- _DESCRIPTION OF THE TASK_:
Repeat every entry word for word, skipping the pictures.

- _DATA FOR THE TASK_:
———

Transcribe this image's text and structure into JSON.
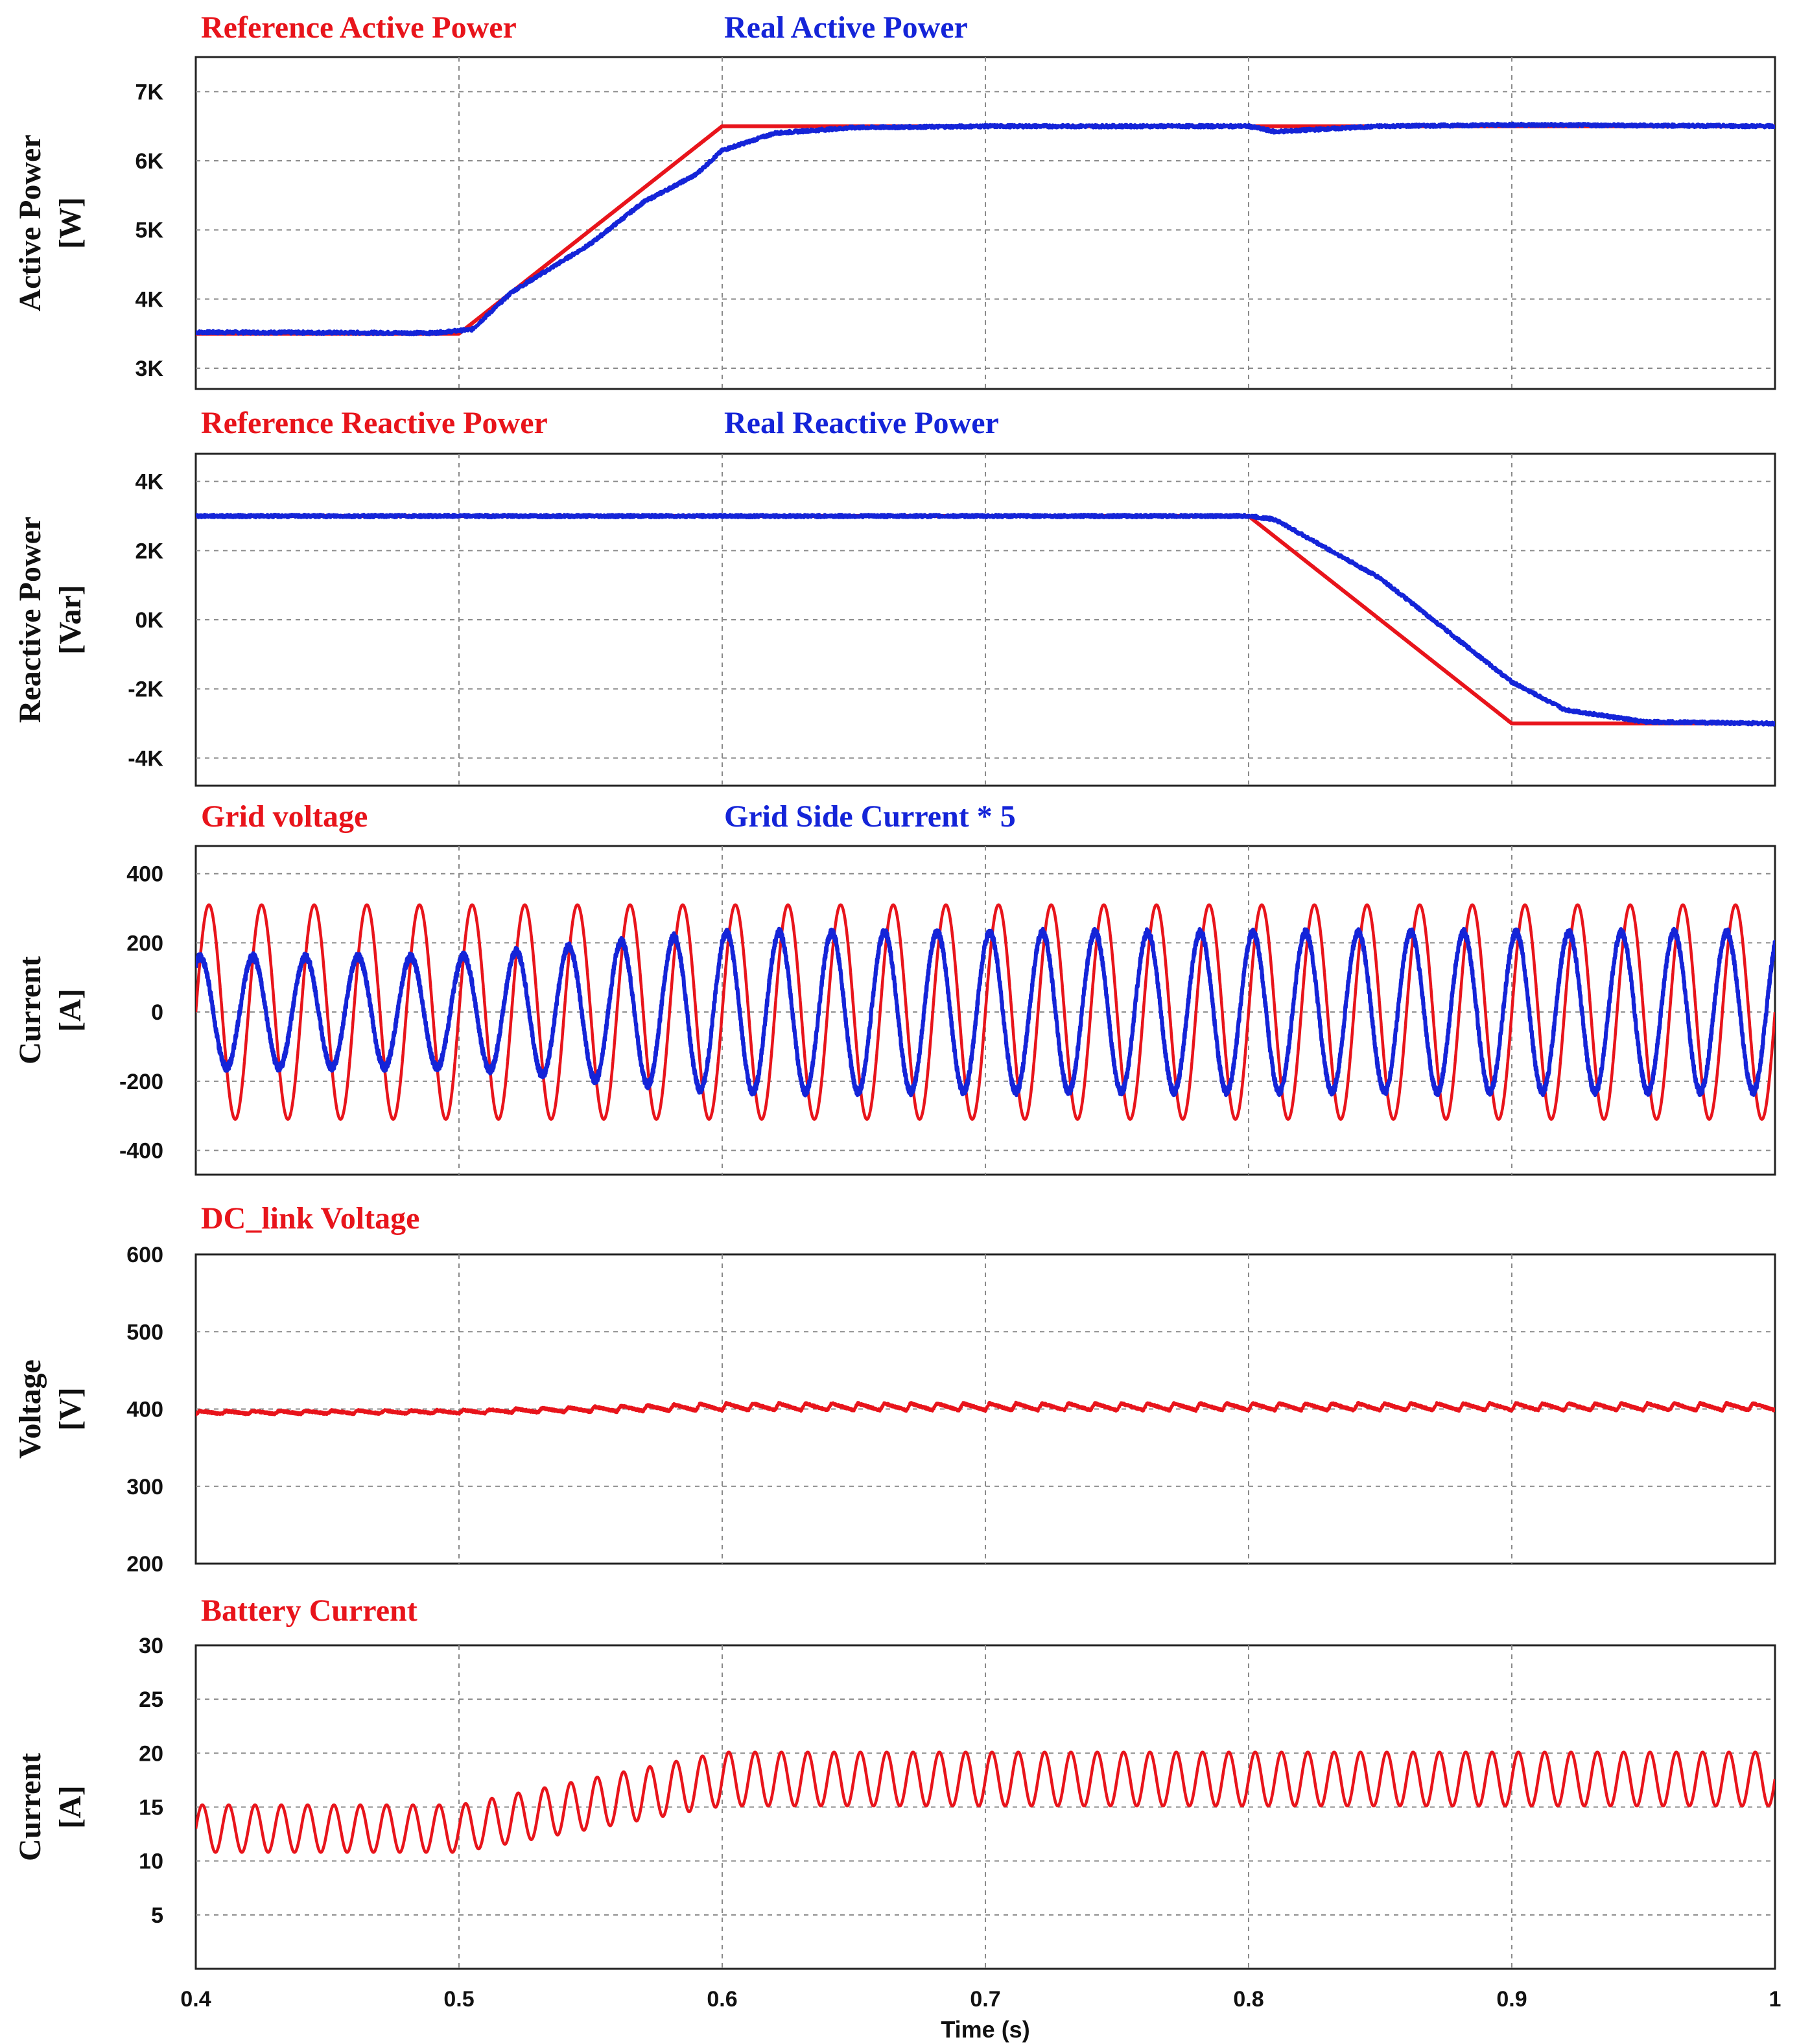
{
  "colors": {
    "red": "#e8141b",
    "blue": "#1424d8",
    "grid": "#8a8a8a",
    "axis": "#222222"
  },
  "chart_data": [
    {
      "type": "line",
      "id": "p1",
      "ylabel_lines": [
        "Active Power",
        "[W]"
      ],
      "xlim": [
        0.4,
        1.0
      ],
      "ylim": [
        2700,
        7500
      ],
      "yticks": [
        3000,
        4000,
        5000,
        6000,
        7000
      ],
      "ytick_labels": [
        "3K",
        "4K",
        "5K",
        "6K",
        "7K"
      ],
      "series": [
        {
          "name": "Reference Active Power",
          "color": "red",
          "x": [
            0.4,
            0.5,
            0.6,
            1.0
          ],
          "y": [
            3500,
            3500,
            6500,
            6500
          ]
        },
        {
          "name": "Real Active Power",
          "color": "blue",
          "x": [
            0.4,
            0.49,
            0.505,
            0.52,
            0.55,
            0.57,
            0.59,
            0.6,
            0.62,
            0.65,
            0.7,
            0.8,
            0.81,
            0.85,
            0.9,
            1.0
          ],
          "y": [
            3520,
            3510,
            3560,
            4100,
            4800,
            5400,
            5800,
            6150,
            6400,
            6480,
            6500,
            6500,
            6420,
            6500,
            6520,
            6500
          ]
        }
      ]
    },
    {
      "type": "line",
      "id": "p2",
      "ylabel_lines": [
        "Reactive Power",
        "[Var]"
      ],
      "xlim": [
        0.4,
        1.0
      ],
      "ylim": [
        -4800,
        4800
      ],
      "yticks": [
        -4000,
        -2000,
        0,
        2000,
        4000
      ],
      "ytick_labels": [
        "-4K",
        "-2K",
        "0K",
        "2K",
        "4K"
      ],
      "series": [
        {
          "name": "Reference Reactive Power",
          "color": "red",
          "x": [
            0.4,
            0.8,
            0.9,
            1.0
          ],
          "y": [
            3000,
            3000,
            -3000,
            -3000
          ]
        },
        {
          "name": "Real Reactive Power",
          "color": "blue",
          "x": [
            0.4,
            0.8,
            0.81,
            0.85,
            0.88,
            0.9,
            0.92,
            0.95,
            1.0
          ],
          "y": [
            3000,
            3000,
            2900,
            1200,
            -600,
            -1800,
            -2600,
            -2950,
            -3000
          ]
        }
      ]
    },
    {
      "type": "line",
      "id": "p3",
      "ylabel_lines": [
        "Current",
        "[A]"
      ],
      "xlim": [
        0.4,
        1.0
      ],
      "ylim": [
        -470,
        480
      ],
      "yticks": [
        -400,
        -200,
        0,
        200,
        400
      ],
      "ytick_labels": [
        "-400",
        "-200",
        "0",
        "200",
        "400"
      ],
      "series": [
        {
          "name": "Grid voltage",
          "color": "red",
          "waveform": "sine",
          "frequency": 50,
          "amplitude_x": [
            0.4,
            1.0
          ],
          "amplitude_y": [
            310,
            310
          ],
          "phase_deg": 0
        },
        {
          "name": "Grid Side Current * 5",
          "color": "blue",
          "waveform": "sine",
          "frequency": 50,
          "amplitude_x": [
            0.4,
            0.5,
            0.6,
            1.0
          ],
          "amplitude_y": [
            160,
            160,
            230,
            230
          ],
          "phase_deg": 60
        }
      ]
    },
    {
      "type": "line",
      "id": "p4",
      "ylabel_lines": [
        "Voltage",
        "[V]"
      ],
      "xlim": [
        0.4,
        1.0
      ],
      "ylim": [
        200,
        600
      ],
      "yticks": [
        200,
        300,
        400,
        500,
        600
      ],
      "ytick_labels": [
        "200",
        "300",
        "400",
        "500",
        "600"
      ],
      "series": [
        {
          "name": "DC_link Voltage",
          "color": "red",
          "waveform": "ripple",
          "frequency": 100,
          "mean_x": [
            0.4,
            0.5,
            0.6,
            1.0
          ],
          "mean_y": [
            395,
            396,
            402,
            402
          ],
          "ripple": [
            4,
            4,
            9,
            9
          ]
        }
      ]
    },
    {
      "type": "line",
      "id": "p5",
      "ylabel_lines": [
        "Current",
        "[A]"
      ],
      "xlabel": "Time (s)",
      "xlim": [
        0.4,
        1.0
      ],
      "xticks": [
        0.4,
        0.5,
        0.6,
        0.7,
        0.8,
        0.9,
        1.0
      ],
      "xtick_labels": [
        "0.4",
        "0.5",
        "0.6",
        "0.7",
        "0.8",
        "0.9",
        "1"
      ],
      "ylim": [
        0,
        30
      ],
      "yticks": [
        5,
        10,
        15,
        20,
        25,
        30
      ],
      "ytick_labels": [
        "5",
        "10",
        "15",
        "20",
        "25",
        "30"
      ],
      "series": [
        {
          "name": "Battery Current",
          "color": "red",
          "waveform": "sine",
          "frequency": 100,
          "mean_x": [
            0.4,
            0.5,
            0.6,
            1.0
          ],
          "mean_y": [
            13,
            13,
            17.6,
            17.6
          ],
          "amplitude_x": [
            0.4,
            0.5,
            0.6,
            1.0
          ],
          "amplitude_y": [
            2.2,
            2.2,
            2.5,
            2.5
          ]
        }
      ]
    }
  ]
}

———

- _OUTPUT BELOW_:
Transcribe this image's text and structure into JSON.
{
  "colors": {
    "red": "#e8141b",
    "blue": "#1424d8",
    "grid": "#8a8a8a",
    "axis": "#222222"
  },
  "chart_data": [
    {
      "type": "line",
      "id": "p1",
      "ylabel_lines": [
        "Active Power",
        "[W]"
      ],
      "xlim": [
        0.4,
        1.0
      ],
      "ylim": [
        2700,
        7500
      ],
      "yticks": [
        3000,
        4000,
        5000,
        6000,
        7000
      ],
      "ytick_labels": [
        "3K",
        "4K",
        "5K",
        "6K",
        "7K"
      ],
      "series": [
        {
          "name": "Reference Active Power",
          "color": "red",
          "x": [
            0.4,
            0.5,
            0.6,
            1.0
          ],
          "y": [
            3500,
            3500,
            6500,
            6500
          ]
        },
        {
          "name": "Real Active Power",
          "color": "blue",
          "x": [
            0.4,
            0.49,
            0.505,
            0.52,
            0.55,
            0.57,
            0.59,
            0.6,
            0.62,
            0.65,
            0.7,
            0.8,
            0.81,
            0.85,
            0.9,
            1.0
          ],
          "y": [
            3520,
            3510,
            3560,
            4100,
            4800,
            5400,
            5800,
            6150,
            6400,
            6480,
            6500,
            6500,
            6420,
            6500,
            6520,
            6500
          ]
        }
      ]
    },
    {
      "type": "line",
      "id": "p2",
      "ylabel_lines": [
        "Reactive Power",
        "[Var]"
      ],
      "xlim": [
        0.4,
        1.0
      ],
      "ylim": [
        -4800,
        4800
      ],
      "yticks": [
        -4000,
        -2000,
        0,
        2000,
        4000
      ],
      "ytick_labels": [
        "-4K",
        "-2K",
        "0K",
        "2K",
        "4K"
      ],
      "series": [
        {
          "name": "Reference Reactive Power",
          "color": "red",
          "x": [
            0.4,
            0.8,
            0.9,
            1.0
          ],
          "y": [
            3000,
            3000,
            -3000,
            -3000
          ]
        },
        {
          "name": "Real Reactive Power",
          "color": "blue",
          "x": [
            0.4,
            0.8,
            0.81,
            0.85,
            0.88,
            0.9,
            0.92,
            0.95,
            1.0
          ],
          "y": [
            3000,
            3000,
            2900,
            1200,
            -600,
            -1800,
            -2600,
            -2950,
            -3000
          ]
        }
      ]
    },
    {
      "type": "line",
      "id": "p3",
      "ylabel_lines": [
        "Current",
        "[A]"
      ],
      "xlim": [
        0.4,
        1.0
      ],
      "ylim": [
        -470,
        480
      ],
      "yticks": [
        -400,
        -200,
        0,
        200,
        400
      ],
      "ytick_labels": [
        "-400",
        "-200",
        "0",
        "200",
        "400"
      ],
      "series": [
        {
          "name": "Grid voltage",
          "color": "red",
          "waveform": "sine",
          "frequency": 50,
          "amplitude_x": [
            0.4,
            1.0
          ],
          "amplitude_y": [
            310,
            310
          ],
          "phase_deg": 0
        },
        {
          "name": "Grid Side Current * 5",
          "color": "blue",
          "waveform": "sine",
          "frequency": 50,
          "amplitude_x": [
            0.4,
            0.5,
            0.6,
            1.0
          ],
          "amplitude_y": [
            160,
            160,
            230,
            230
          ],
          "phase_deg": 60
        }
      ]
    },
    {
      "type": "line",
      "id": "p4",
      "ylabel_lines": [
        "Voltage",
        "[V]"
      ],
      "xlim": [
        0.4,
        1.0
      ],
      "ylim": [
        200,
        600
      ],
      "yticks": [
        200,
        300,
        400,
        500,
        600
      ],
      "ytick_labels": [
        "200",
        "300",
        "400",
        "500",
        "600"
      ],
      "series": [
        {
          "name": "DC_link Voltage",
          "color": "red",
          "waveform": "ripple",
          "frequency": 100,
          "mean_x": [
            0.4,
            0.5,
            0.6,
            1.0
          ],
          "mean_y": [
            395,
            396,
            402,
            402
          ],
          "ripple": [
            4,
            4,
            9,
            9
          ]
        }
      ]
    },
    {
      "type": "line",
      "id": "p5",
      "ylabel_lines": [
        "Current",
        "[A]"
      ],
      "xlabel": "Time (s)",
      "xlim": [
        0.4,
        1.0
      ],
      "xticks": [
        0.4,
        0.5,
        0.6,
        0.7,
        0.8,
        0.9,
        1.0
      ],
      "xtick_labels": [
        "0.4",
        "0.5",
        "0.6",
        "0.7",
        "0.8",
        "0.9",
        "1"
      ],
      "ylim": [
        0,
        30
      ],
      "yticks": [
        5,
        10,
        15,
        20,
        25,
        30
      ],
      "ytick_labels": [
        "5",
        "10",
        "15",
        "20",
        "25",
        "30"
      ],
      "series": [
        {
          "name": "Battery Current",
          "color": "red",
          "waveform": "sine",
          "frequency": 100,
          "mean_x": [
            0.4,
            0.5,
            0.6,
            1.0
          ],
          "mean_y": [
            13,
            13,
            17.6,
            17.6
          ],
          "amplitude_x": [
            0.4,
            0.5,
            0.6,
            1.0
          ],
          "amplitude_y": [
            2.2,
            2.2,
            2.5,
            2.5
          ]
        }
      ]
    }
  ]
}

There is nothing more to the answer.